• _Exercise task_: Every line that includes the word "screenshot" is to be listed.
::: Exercise data
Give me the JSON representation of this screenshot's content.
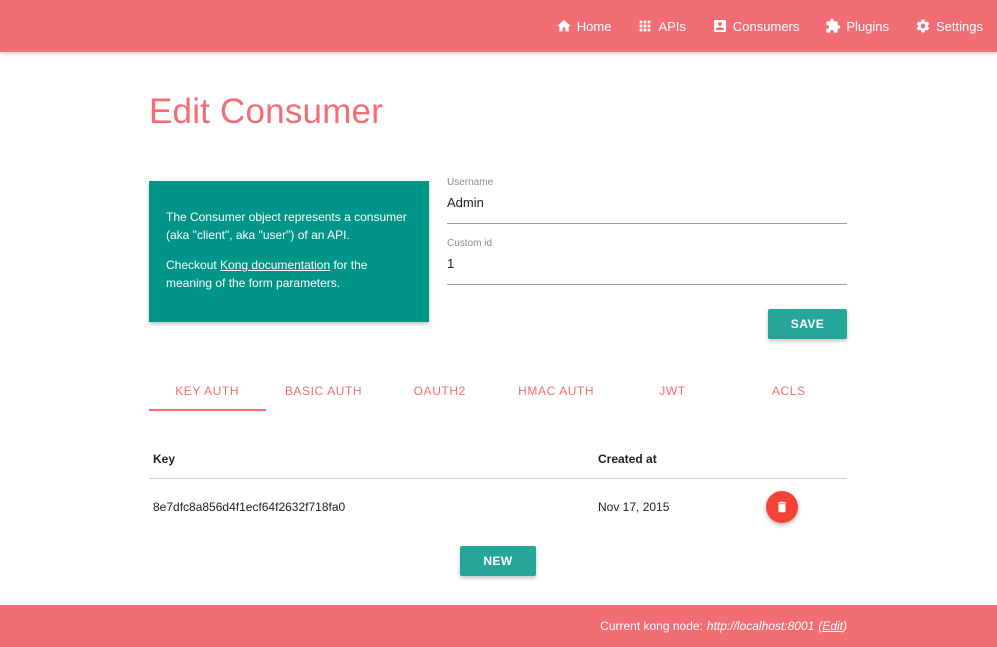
{
  "navbar": {
    "items": [
      {
        "label": "Home",
        "icon": "home-icon"
      },
      {
        "label": "APIs",
        "icon": "grid-icon"
      },
      {
        "label": "Consumers",
        "icon": "contact-card-icon"
      },
      {
        "label": "Plugins",
        "icon": "puzzle-icon"
      },
      {
        "label": "Settings",
        "icon": "gear-icon"
      }
    ]
  },
  "page": {
    "title": "Edit Consumer"
  },
  "info_card": {
    "paragraph1": "The Consumer object represents a consumer (aka \"client\", aka \"user\") of an API.",
    "paragraph2_prefix": "Checkout ",
    "paragraph2_link": "Kong documentation",
    "paragraph2_suffix": " for the meaning of the form parameters."
  },
  "form": {
    "username_label": "Username",
    "username_value": "Admin",
    "custom_id_label": "Custom id",
    "custom_id_value": "1",
    "save_label": "SAVE"
  },
  "tabs": [
    {
      "label": "KEY AUTH",
      "active": true
    },
    {
      "label": "BASIC AUTH",
      "active": false
    },
    {
      "label": "OAUTH2",
      "active": false
    },
    {
      "label": "HMAC AUTH",
      "active": false
    },
    {
      "label": "JWT",
      "active": false
    },
    {
      "label": "ACLS",
      "active": false
    }
  ],
  "table": {
    "headers": {
      "key": "Key",
      "created_at": "Created at"
    },
    "rows": [
      {
        "key": "8e7dfc8a856d4f1ecf64f2632f718fa0",
        "created_at": "Nov 17, 2015"
      }
    ],
    "new_label": "NEW"
  },
  "footer": {
    "prefix": "Current kong node:",
    "node_url": "http://localhost:8001",
    "edit_open": "(",
    "edit_label": "Edit",
    "edit_close": ")"
  },
  "colors": {
    "brand": "#f36d74",
    "info_card": "#009587",
    "button": "#26a69a",
    "delete": "#f44336"
  }
}
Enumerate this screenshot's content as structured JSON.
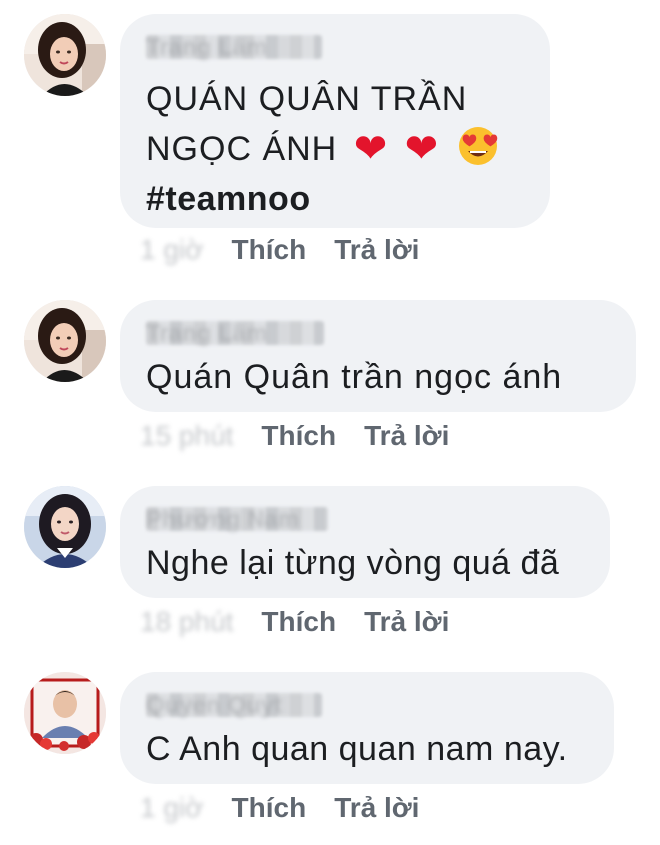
{
  "comments": [
    {
      "author": "Trang Lâm",
      "text_lines": [
        "QUÁN  QUÂN  TRẦN",
        "NGỌC  ÁNH"
      ],
      "emoji": [
        "red-heart",
        "red-heart",
        "heart-eyes-face"
      ],
      "hashtag": "#teamnoo",
      "time": "1 giờ",
      "like_label": "Thích",
      "reply_label": "Trả lời"
    },
    {
      "author": "Trang Lâm",
      "text_lines": [
        "Quán  Quân  trần  ngọc  ánh"
      ],
      "time": "15 phút",
      "like_label": "Thích",
      "reply_label": "Trả lời"
    },
    {
      "author": "Phương Nam",
      "text_lines": [
        "Nghe lại từng vòng quá đã"
      ],
      "time": "18 phút",
      "like_label": "Thích",
      "reply_label": "Trả lời"
    },
    {
      "author": "Quyen Quyt",
      "text_lines": [
        "C Anh quan quan nam nay."
      ],
      "time": "1 giờ",
      "like_label": "Thích",
      "reply_label": "Trả lời"
    }
  ],
  "colors": {
    "bubble": "#f0f2f5",
    "text": "#1c1e21",
    "action": "#606770",
    "heart": "#e3142c"
  }
}
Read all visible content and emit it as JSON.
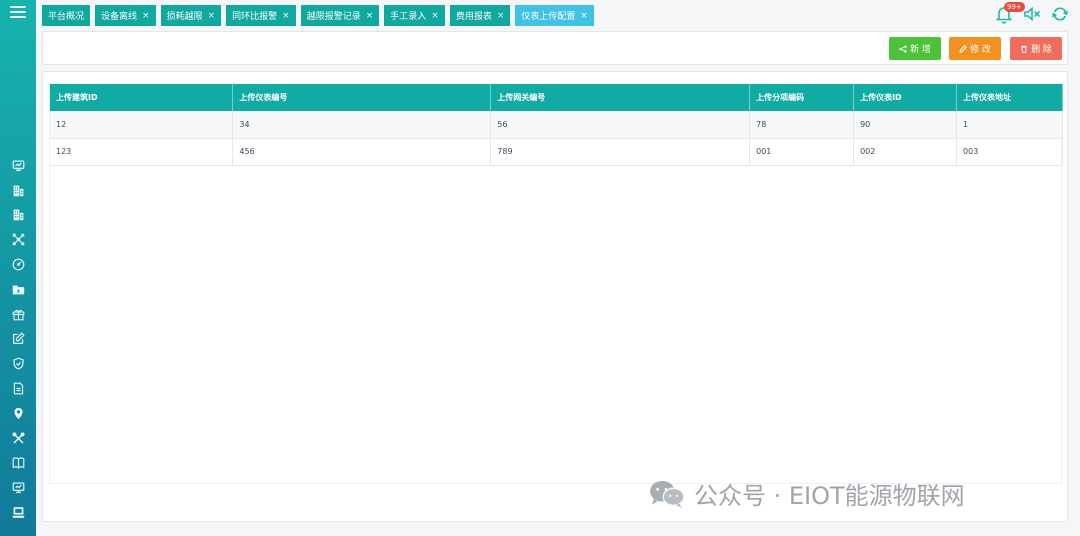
{
  "tabs": [
    {
      "label": "平台概况",
      "closable": false,
      "active": false
    },
    {
      "label": "设备离线",
      "closable": true,
      "active": false
    },
    {
      "label": "损耗越限",
      "closable": true,
      "active": false
    },
    {
      "label": "同环比报警",
      "closable": true,
      "active": false
    },
    {
      "label": "越限报警记录",
      "closable": true,
      "active": false
    },
    {
      "label": "手工录入",
      "closable": true,
      "active": false
    },
    {
      "label": "费用报表",
      "closable": true,
      "active": false
    },
    {
      "label": "仪表上传配置",
      "closable": true,
      "active": true
    }
  ],
  "close_glyph": "×",
  "notifications": {
    "badge": "99+"
  },
  "toolbar": {
    "add_label": "新 增",
    "edit_label": "修 改",
    "delete_label": "删 除"
  },
  "table": {
    "columns": [
      "上传建筑ID",
      "上传仪表编号",
      "上传网关编号",
      "上传分项编码",
      "上传仪表ID",
      "上传仪表地址"
    ],
    "rows": [
      [
        "12",
        "34",
        "56",
        "78",
        "90",
        "1"
      ],
      [
        "123",
        "456",
        "789",
        "001",
        "002",
        "003"
      ]
    ]
  },
  "sidebar_icons": [
    "monitor-icon",
    "building-icon",
    "building-icon",
    "network-icon",
    "gauge-icon",
    "folder-icon",
    "gift-icon",
    "edit-icon",
    "shield-icon",
    "document-icon",
    "location-icon",
    "tools-icon",
    "book-icon",
    "monitor-icon",
    "terminal-icon"
  ],
  "watermark": {
    "text": "公众号 · EIOT能源物联网"
  },
  "colors": {
    "primary": "#12aba3",
    "active_tab": "#40c2e5",
    "add": "#4cc238",
    "edit": "#f2911f",
    "delete": "#ef6d5d"
  }
}
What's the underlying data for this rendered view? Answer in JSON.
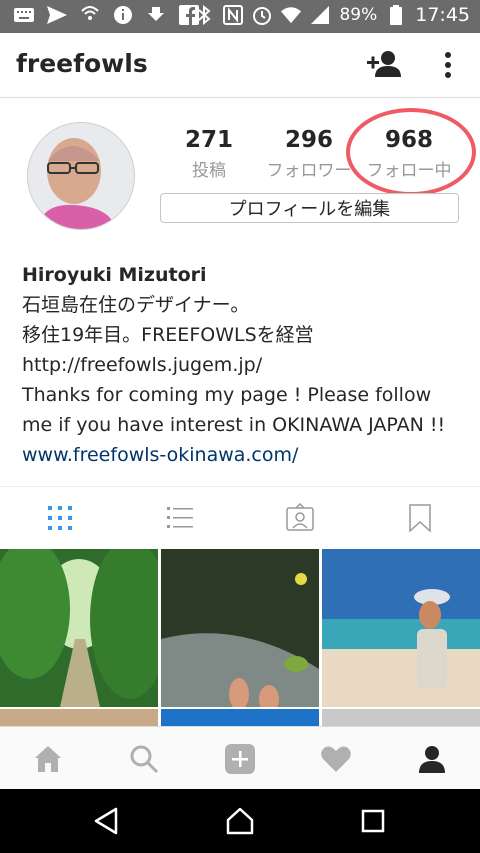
{
  "status_bar": {
    "battery": "89%",
    "time": "17:45"
  },
  "app_bar": {
    "title": "freefowls",
    "icons": [
      "add-user-icon",
      "more-vert-icon"
    ]
  },
  "profile": {
    "stats": [
      {
        "num": "271",
        "label": "投稿"
      },
      {
        "num": "296",
        "label": "フォロワー"
      },
      {
        "num": "968",
        "label": "フォロー中"
      }
    ],
    "edit_button": "プロフィールを編集",
    "bio": {
      "name": "Hiroyuki Mizutori",
      "lines": [
        "石垣島在住のデザイナー。",
        "移住19年目。FREEFOWLSを経営",
        "http://freefowls.jugem.jp/",
        "Thanks for coming my page ! Please follow",
        "me if you have interest in OKINAWA JAPAN !!"
      ],
      "link": "www.freefowls-okinawa.com/"
    }
  },
  "tabs": [
    "grid-icon",
    "list-icon",
    "tagged-icon",
    "bookmark-icon"
  ],
  "colors": {
    "accent_blue": "#3897f0",
    "highlight_circle": "#ef5a64",
    "link": "#003569"
  }
}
::::::
• _Full response_:
Give me the JSON representation of this screenshot's content.
Enumerate this screenshot's content as structured JSON.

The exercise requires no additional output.